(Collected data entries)
· · ·
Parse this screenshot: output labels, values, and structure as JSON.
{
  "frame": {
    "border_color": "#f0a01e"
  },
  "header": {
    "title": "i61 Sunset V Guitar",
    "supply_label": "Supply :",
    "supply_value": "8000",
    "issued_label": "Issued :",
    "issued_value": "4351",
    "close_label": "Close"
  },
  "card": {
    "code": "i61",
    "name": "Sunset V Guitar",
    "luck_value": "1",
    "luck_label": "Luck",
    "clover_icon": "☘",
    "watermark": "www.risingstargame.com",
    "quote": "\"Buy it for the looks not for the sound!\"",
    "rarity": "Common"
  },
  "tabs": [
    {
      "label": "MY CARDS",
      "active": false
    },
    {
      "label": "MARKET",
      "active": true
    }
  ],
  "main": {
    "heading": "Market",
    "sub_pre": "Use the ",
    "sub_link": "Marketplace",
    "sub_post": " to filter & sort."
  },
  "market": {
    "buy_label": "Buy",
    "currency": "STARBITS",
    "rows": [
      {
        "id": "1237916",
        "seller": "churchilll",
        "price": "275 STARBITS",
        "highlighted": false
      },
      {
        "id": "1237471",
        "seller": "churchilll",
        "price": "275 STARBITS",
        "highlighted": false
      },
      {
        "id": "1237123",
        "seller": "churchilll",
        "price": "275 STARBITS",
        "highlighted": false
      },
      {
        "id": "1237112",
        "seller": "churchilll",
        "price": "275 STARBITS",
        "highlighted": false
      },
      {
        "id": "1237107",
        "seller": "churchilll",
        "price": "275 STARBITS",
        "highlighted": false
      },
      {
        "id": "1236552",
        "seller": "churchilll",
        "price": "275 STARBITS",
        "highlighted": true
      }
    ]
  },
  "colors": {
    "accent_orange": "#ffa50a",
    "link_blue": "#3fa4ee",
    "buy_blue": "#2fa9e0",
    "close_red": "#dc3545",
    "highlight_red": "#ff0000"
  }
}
· · ·
■ WHAT IS REQUIRED:
Of the lines in the material, how many contain the word "Guitar"? Reply with the number and nothing else.

■ FINAL RESULT:
2